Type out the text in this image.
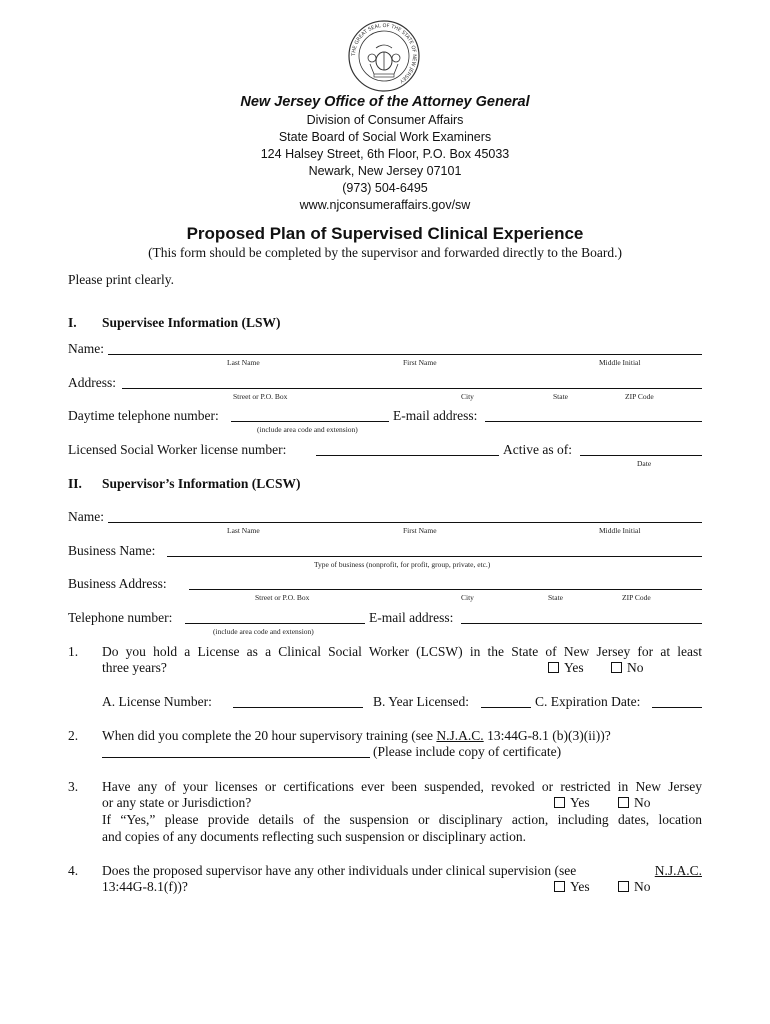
THE GREAT SEAL OF THE STATE OF NEW JERSEY
New Jersey Office of the Attorney General
Division of Consumer Affairs
State Board of Social Work Examiners
124 Halsey Street, 6th Floor, P.O. Box 45033
Newark, New Jersey 07101
(973) 504-6495
www.njconsumeraffairs.gov/sw
Proposed Plan of Supervised Clinical Experience
(This form should be completed by the supervisor and forwarded directly to the Board.)
Please print clearly.
I. Supervisee Information (LSW)
Name:
Last Name	First Name	Middle Initial
Address:
Street or P.O. Box	City	State	ZIP Code
Daytime telephone number:
(include area code and extension)
E-mail address:
Licensed Social Worker license number:	Active as of:
Date
II. Supervisor’s Information (LCSW)
Name:
Last Name	First Name	Middle Initial
Business Name:
Type of business (nonprofit, for profit, group, private, etc.)
Business Address:
Street or P.O. Box	City	State	ZIP Code
Telephone number:
(include area code and extension)
E-mail address:
1. Do you hold a License as a Clinical Social Worker (LCSW) in the State of New Jersey for at least
three years?	Yes	No
A. License Number:	B. Year Licensed:	C. Expiration Date:
2. When did you complete the 20 hour supervisory training (see N.J.A.C. 13:44G-8.1 (b)(3)(ii))?
(Please include copy of certificate)
3. Have any of your licenses or certifications ever been suspended, revoked or restricted in New Jersey
or any state or Jurisdiction?	Yes	No
If “Yes,” please provide details of the suspension or disciplinary action, including dates, location
and copies of any documents reflecting such suspension or disciplinary action.
4. Does the proposed supervisor have any other individuals under clinical supervision (see	N.J.A.C.
13:44G-8.1(f))?	Yes	No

■ **WHAT IS EXPECTED**:
Lines containing the word "Information" must all be returned from the material above.

■ **ANSWER TO THE EXERCISE**:
I. Supervisee Information (LSW)
II. Supervisor’s Information (LCSW)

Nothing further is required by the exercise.